- **Aim of the task**
Only the pictures are omitted; repeat all other data exactly.

- **Data provided**
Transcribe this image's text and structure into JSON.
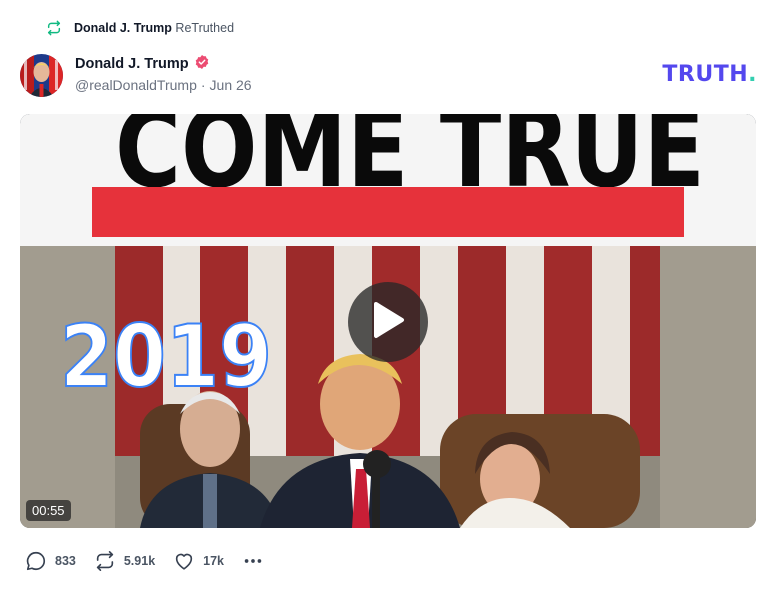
{
  "retruth": {
    "user": "Donald J. Trump",
    "label": "ReTruthed",
    "icon": "retruth-icon"
  },
  "post": {
    "display_name": "Donald J. Trump",
    "verified_icon": "verified-badge-icon",
    "handle": "@realDonaldTrump",
    "separator": "·",
    "date": "Jun 26"
  },
  "brand": {
    "logo_text": "TRUTH",
    "logo_dot": ".",
    "primary_color": "#5448ee",
    "accent_color": "#33cfb0"
  },
  "media": {
    "type": "video",
    "headline_text": "COME TRUE",
    "year_overlay": "2019",
    "duration": "00:55",
    "play_icon": "play-icon"
  },
  "actions": {
    "replies": {
      "icon": "reply-icon",
      "count": "833"
    },
    "retruths": {
      "icon": "retruth-icon",
      "count": "5.91k"
    },
    "likes": {
      "icon": "heart-icon",
      "count": "17k"
    },
    "more": {
      "icon": "more-icon"
    }
  },
  "colors": {
    "verified": "#ec4c72",
    "retruth_green": "#10b981",
    "headline_red": "#e6323b"
  }
}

- **Answer in full**
Transcribe this image's text and structure into JSON.
{
  "retruth": {
    "user": "Donald J. Trump",
    "label": "ReTruthed",
    "icon": "retruth-icon"
  },
  "post": {
    "display_name": "Donald J. Trump",
    "verified_icon": "verified-badge-icon",
    "handle": "@realDonaldTrump",
    "separator": "·",
    "date": "Jun 26"
  },
  "brand": {
    "logo_text": "TRUTH",
    "logo_dot": ".",
    "primary_color": "#5448ee",
    "accent_color": "#33cfb0"
  },
  "media": {
    "type": "video",
    "headline_text": "COME TRUE",
    "year_overlay": "2019",
    "duration": "00:55",
    "play_icon": "play-icon"
  },
  "actions": {
    "replies": {
      "icon": "reply-icon",
      "count": "833"
    },
    "retruths": {
      "icon": "retruth-icon",
      "count": "5.91k"
    },
    "likes": {
      "icon": "heart-icon",
      "count": "17k"
    },
    "more": {
      "icon": "more-icon"
    }
  },
  "colors": {
    "verified": "#ec4c72",
    "retruth_green": "#10b981",
    "headline_red": "#e6323b"
  }
}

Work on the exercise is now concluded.